» Short task: Reproduce each line exactly, including spacing and punctuation.
#### Information provided
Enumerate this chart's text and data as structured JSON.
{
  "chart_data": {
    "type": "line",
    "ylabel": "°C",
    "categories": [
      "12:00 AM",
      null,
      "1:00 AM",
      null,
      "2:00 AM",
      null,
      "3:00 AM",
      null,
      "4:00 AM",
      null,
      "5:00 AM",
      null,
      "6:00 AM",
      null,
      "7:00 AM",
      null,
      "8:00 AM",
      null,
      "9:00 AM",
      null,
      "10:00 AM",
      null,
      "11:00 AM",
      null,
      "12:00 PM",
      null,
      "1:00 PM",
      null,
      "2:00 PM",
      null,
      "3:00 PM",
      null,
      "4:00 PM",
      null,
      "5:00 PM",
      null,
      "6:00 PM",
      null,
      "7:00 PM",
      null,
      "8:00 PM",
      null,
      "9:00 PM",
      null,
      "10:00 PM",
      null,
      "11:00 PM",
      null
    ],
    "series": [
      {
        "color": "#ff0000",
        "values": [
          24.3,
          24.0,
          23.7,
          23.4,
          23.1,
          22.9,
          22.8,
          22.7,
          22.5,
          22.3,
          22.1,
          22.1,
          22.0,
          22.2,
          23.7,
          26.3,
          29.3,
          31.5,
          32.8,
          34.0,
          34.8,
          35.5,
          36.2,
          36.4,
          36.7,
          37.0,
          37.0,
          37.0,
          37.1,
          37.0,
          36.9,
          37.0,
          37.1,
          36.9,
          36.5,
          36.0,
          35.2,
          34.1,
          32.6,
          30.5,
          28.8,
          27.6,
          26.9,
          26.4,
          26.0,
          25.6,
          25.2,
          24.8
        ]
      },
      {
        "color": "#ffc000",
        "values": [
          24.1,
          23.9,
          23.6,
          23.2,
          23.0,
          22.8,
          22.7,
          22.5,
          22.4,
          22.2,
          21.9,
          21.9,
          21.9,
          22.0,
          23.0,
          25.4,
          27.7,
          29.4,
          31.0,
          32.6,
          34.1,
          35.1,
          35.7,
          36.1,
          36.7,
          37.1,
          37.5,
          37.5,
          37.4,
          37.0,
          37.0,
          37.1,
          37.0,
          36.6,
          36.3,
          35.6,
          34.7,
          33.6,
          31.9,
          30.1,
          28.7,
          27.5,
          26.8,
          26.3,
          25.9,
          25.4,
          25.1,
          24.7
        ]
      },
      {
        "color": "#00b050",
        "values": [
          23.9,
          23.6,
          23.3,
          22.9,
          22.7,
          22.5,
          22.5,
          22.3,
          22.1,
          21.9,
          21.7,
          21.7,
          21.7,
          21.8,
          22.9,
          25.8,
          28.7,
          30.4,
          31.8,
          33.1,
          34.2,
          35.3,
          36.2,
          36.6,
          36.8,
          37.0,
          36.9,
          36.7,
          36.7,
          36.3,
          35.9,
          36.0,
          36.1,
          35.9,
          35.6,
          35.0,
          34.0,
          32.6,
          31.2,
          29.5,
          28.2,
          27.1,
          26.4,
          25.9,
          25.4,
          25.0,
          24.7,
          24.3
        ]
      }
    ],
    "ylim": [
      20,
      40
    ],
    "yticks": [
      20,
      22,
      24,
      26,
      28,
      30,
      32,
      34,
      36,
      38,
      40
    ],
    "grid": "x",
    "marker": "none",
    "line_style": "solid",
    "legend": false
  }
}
########
» Exercise response:
Enumerate this chart's text and data as structured JSON.
{
  "chart_data": {
    "type": "line",
    "ylabel": "°C",
    "categories": [
      "12:00 AM",
      null,
      "1:00 AM",
      null,
      "2:00 AM",
      null,
      "3:00 AM",
      null,
      "4:00 AM",
      null,
      "5:00 AM",
      null,
      "6:00 AM",
      null,
      "7:00 AM",
      null,
      "8:00 AM",
      null,
      "9:00 AM",
      null,
      "10:00 AM",
      null,
      "11:00 AM",
      null,
      "12:00 PM",
      null,
      "1:00 PM",
      null,
      "2:00 PM",
      null,
      "3:00 PM",
      null,
      "4:00 PM",
      null,
      "5:00 PM",
      null,
      "6:00 PM",
      null,
      "7:00 PM",
      null,
      "8:00 PM",
      null,
      "9:00 PM",
      null,
      "10:00 PM",
      null,
      "11:00 PM",
      null
    ],
    "series": [
      {
        "color": "#ff0000",
        "values": [
          24.3,
          24.0,
          23.7,
          23.4,
          23.1,
          22.9,
          22.8,
          22.7,
          22.5,
          22.3,
          22.1,
          22.1,
          22.0,
          22.2,
          23.7,
          26.3,
          29.3,
          31.5,
          32.8,
          34.0,
          34.8,
          35.5,
          36.2,
          36.4,
          36.7,
          37.0,
          37.0,
          37.0,
          37.1,
          37.0,
          36.9,
          37.0,
          37.1,
          36.9,
          36.5,
          36.0,
          35.2,
          34.1,
          32.6,
          30.5,
          28.8,
          27.6,
          26.9,
          26.4,
          26.0,
          25.6,
          25.2,
          24.8
        ]
      },
      {
        "color": "#ffc000",
        "values": [
          24.1,
          23.9,
          23.6,
          23.2,
          23.0,
          22.8,
          22.7,
          22.5,
          22.4,
          22.2,
          21.9,
          21.9,
          21.9,
          22.0,
          23.0,
          25.4,
          27.7,
          29.4,
          31.0,
          32.6,
          34.1,
          35.1,
          35.7,
          36.1,
          36.7,
          37.1,
          37.5,
          37.5,
          37.4,
          37.0,
          37.0,
          37.1,
          37.0,
          36.6,
          36.3,
          35.6,
          34.7,
          33.6,
          31.9,
          30.1,
          28.7,
          27.5,
          26.8,
          26.3,
          25.9,
          25.4,
          25.1,
          24.7
        ]
      },
      {
        "color": "#00b050",
        "values": [
          23.9,
          23.6,
          23.3,
          22.9,
          22.7,
          22.5,
          22.5,
          22.3,
          22.1,
          21.9,
          21.7,
          21.7,
          21.7,
          21.8,
          22.9,
          25.8,
          28.7,
          30.4,
          31.8,
          33.1,
          34.2,
          35.3,
          36.2,
          36.6,
          36.8,
          37.0,
          36.9,
          36.7,
          36.7,
          36.3,
          35.9,
          36.0,
          36.1,
          35.9,
          35.6,
          35.0,
          34.0,
          32.6,
          31.2,
          29.5,
          28.2,
          27.1,
          26.4,
          25.9,
          25.4,
          25.0,
          24.7,
          24.3
        ]
      }
    ],
    "ylim": [
      20,
      40
    ],
    "yticks": [
      20,
      22,
      24,
      26,
      28,
      30,
      32,
      34,
      36,
      38,
      40
    ],
    "grid": "x",
    "marker": "none",
    "line_style": "solid",
    "legend": false
  }
}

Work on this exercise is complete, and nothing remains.